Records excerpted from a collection
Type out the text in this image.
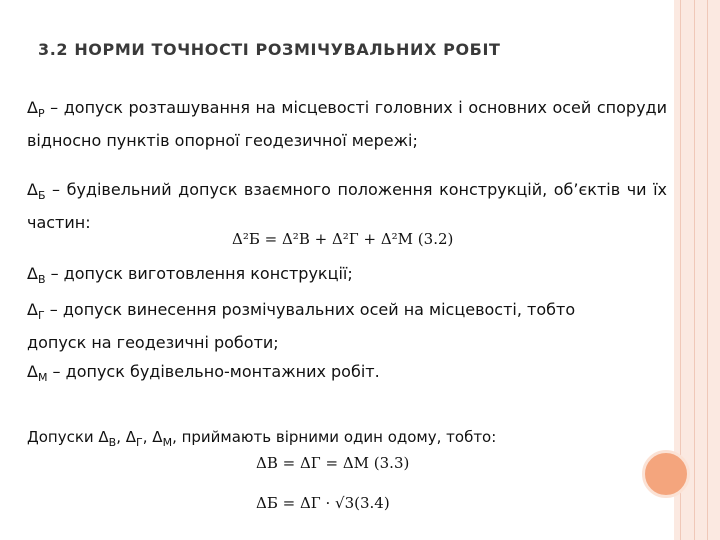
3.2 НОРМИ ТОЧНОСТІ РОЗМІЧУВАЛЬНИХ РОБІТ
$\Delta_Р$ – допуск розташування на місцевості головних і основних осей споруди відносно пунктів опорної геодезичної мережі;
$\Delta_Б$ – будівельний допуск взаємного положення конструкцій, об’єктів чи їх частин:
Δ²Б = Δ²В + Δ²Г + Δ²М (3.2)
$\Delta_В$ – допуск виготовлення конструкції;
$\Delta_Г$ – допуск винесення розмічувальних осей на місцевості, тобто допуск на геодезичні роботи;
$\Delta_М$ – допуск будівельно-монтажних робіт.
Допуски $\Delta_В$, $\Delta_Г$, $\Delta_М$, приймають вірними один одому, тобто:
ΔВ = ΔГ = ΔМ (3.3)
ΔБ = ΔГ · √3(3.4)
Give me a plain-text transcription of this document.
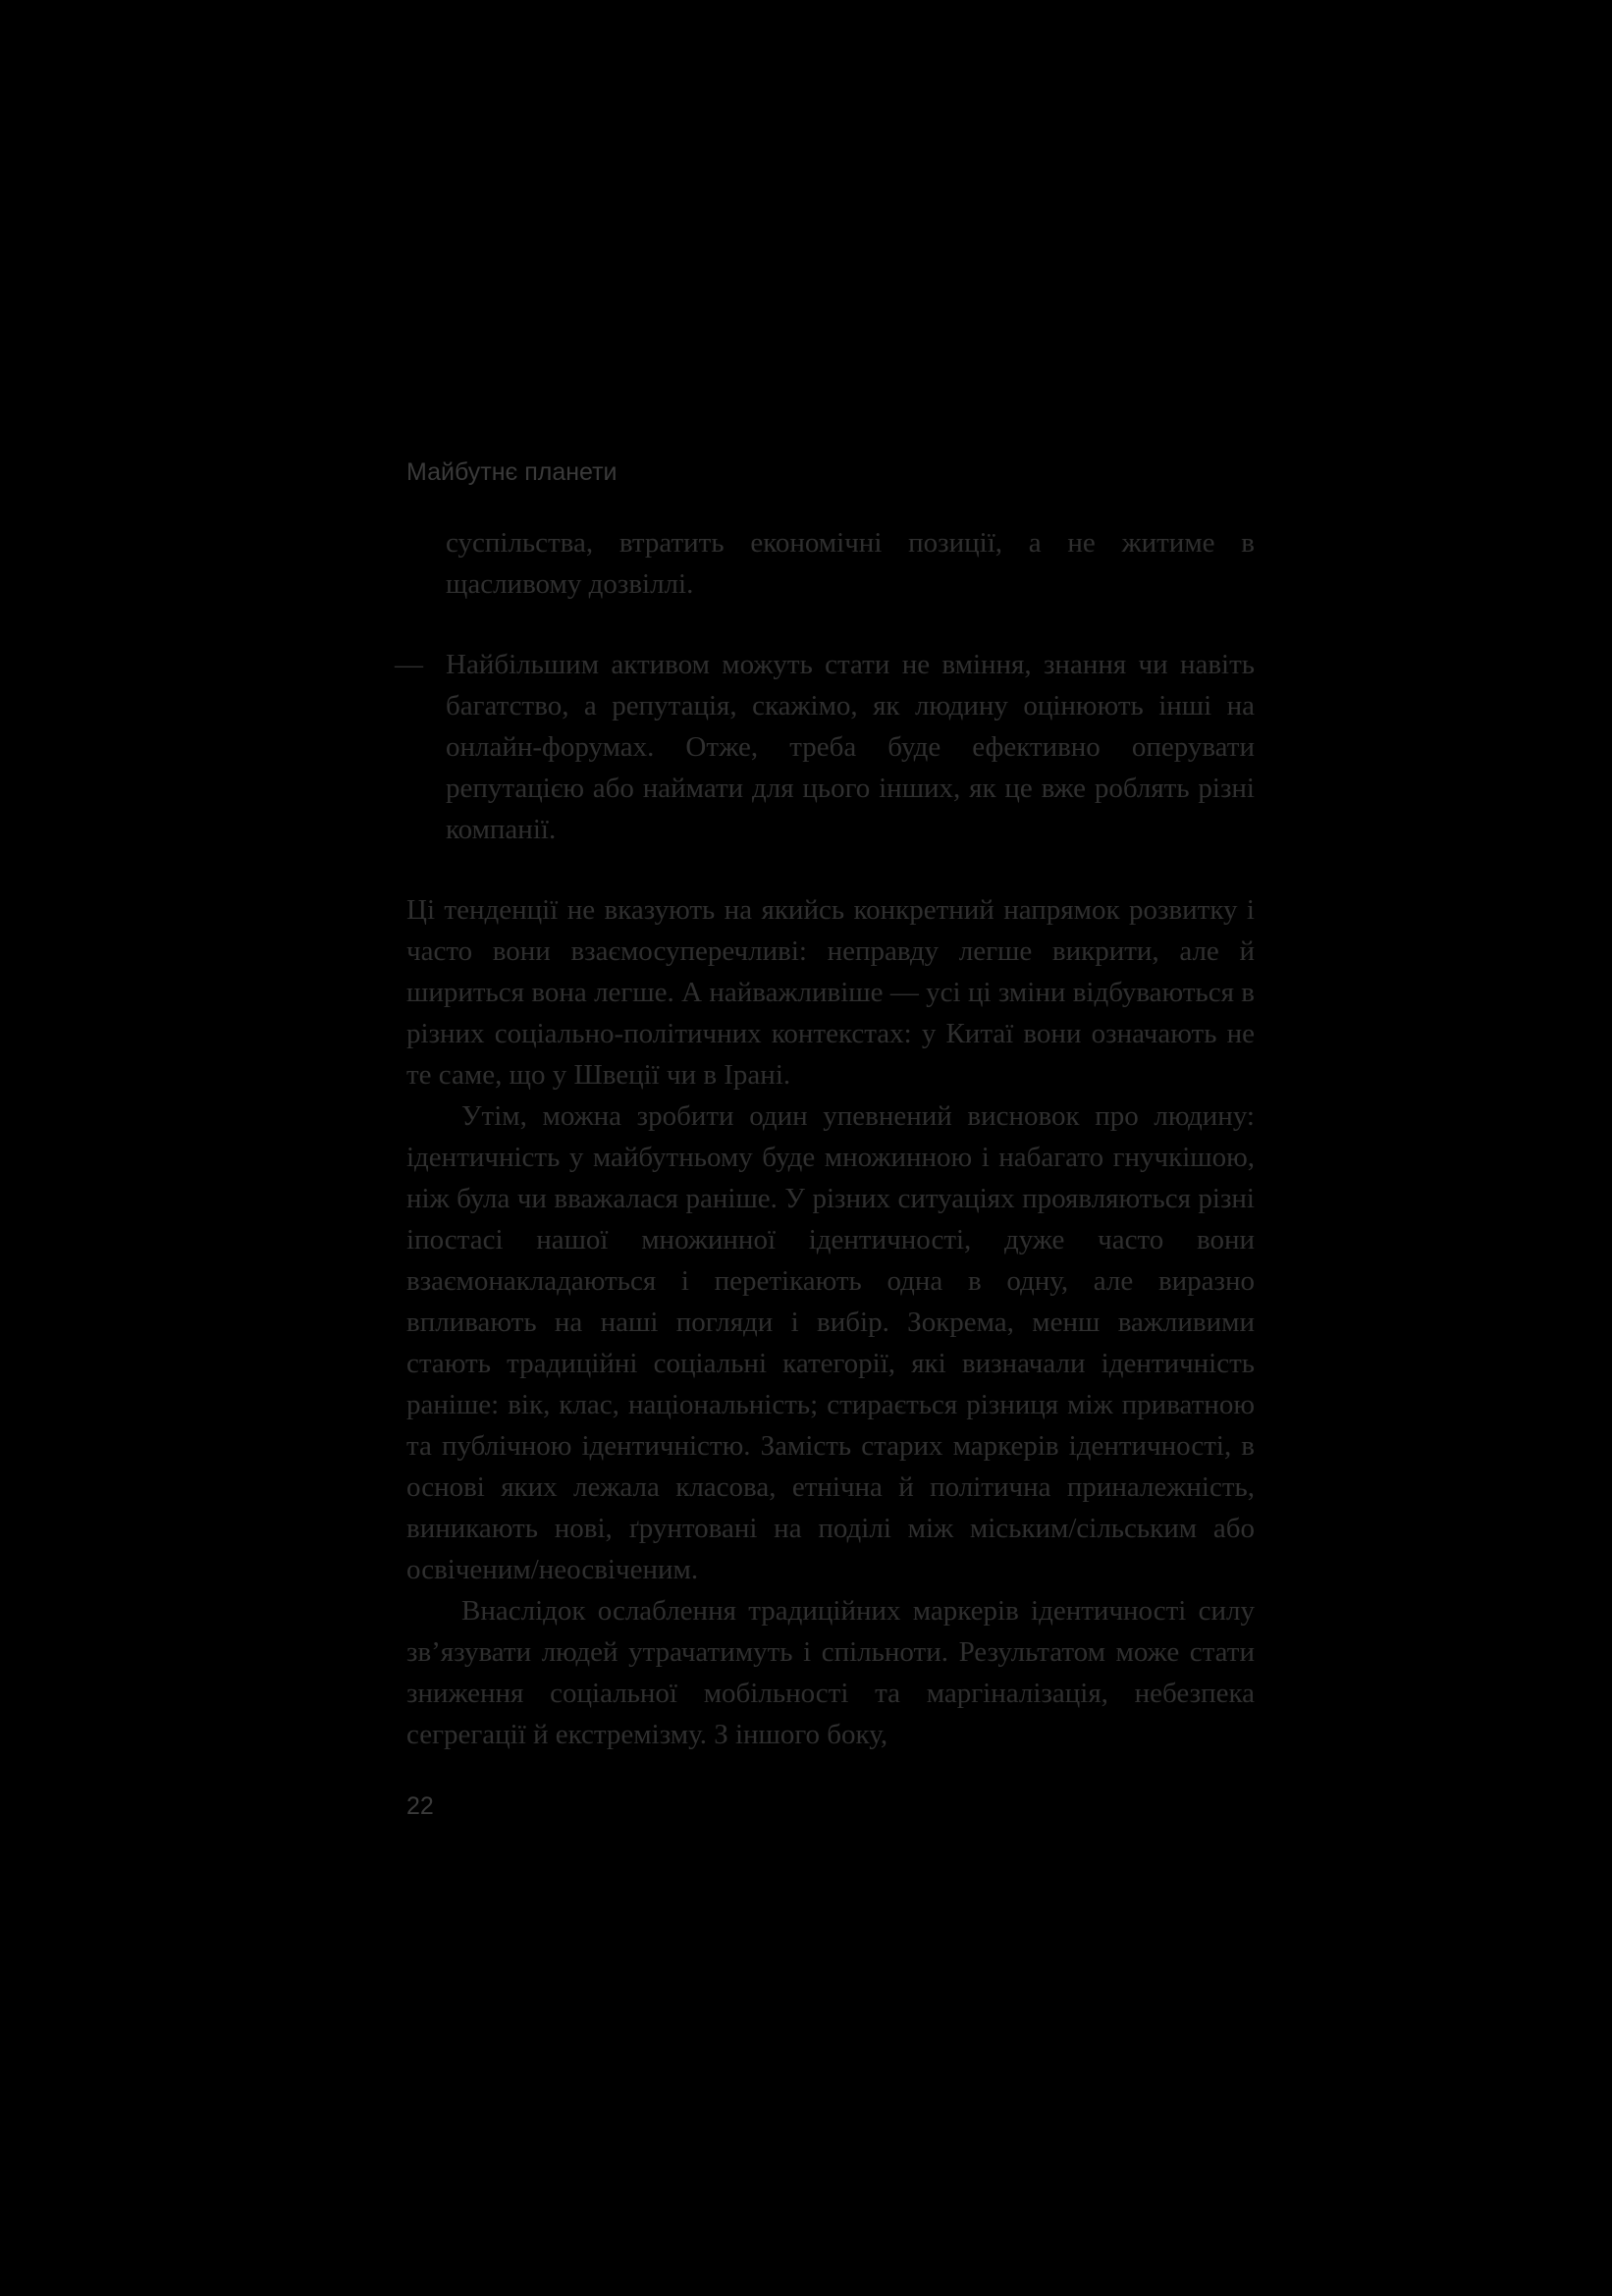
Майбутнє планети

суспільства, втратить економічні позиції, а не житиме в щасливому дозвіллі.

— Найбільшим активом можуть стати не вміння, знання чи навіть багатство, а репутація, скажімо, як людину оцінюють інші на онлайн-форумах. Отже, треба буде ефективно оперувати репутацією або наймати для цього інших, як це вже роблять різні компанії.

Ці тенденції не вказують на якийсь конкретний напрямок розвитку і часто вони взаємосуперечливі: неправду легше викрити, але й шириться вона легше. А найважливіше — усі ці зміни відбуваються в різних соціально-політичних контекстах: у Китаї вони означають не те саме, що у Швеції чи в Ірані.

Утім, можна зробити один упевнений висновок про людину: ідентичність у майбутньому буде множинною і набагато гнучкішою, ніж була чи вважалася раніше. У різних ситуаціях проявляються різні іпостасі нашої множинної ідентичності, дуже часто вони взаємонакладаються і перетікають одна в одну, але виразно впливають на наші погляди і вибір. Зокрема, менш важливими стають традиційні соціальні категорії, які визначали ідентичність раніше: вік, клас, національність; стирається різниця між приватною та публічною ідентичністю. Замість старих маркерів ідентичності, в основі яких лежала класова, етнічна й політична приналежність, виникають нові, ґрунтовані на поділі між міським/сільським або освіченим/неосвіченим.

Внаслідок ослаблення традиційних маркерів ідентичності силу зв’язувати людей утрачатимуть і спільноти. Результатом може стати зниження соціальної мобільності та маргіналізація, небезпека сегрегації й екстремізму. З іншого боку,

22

WHAT TO DO:
All of the material above is to be copied exactly, except for its images.

THE RESPONSE:
Type out the text in this image.
3.2 НОРМИ ТОЧНОСТІ РОЗМІЧУВАЛЬНИХ РОБІТ
$\Delta_Р$ – допуск розташування на місцевості головних і основних осей споруди відносно пунктів опорної геодезичної мережі;
$\Delta_Б$ – будівельний допуск взаємного положення конструкцій, об’єктів чи їх частин:
Δ²Б = Δ²В + Δ²Г + Δ²М (3.2)
$\Delta_В$ – допуск виготовлення конструкції;
$\Delta_Г$ – допуск винесення розмічувальних осей на місцевості, тобто допуск на геодезичні роботи;
$\Delta_М$ – допуск будівельно-монтажних робіт.
Допуски $\Delta_В$, $\Delta_Г$, $\Delta_М$, приймають вірними один одому, тобто:
ΔВ = ΔГ = ΔМ (3.3)
ΔБ = ΔГ · √3(3.4)
Give me a plain-text transcription of this document.
Майбутнє планети

суспільства, втратить економічні позиції, а не житиме в щасливому дозвіллі.

— Найбільшим активом можуть стати не вміння, знання чи навіть багатство, а репутація, скажімо, як людину оцінюють інші на онлайн-форумах. Отже, треба буде ефективно оперувати репутацією або наймати для цього інших, як це вже роблять різні компанії.

Ці тенденції не вказують на якийсь конкретний напрямок розвитку і часто вони взаємосуперечливі: неправду легше викрити, але й шириться вона легше. А найважливіше — усі ці зміни відбуваються в різних соціально-політичних контекстах: у Китаї вони означають не те саме, що у Швеції чи в Ірані.

Утім, можна зробити один упевнений висновок про людину: ідентичність у майбутньому буде множинною і набагато гнучкішою, ніж була чи вважалася раніше. У різних ситуаціях проявляються різні іпостасі нашої множинної ідентичності, дуже часто вони взаємонакладаються і перетікають одна в одну, але виразно впливають на наші погляди і вибір. Зокрема, менш важливими стають традиційні соціальні категорії, які визначали ідентичність раніше: вік, клас, національність; стирається різниця між приватною та публічною ідентичністю. Замість старих маркерів ідентичності, в основі яких лежала класова, етнічна й політична приналежність, виникають нові, ґрунтовані на поділі між міським/сільським або освіченим/неосвіченим.

Внаслідок ослаблення традиційних маркерів ідентичності силу зв’язувати людей утрачатимуть і спільноти. Результатом може стати зниження соціальної мобільності та маргіналізація, небезпека сегрегації й екстремізму. З іншого боку,

22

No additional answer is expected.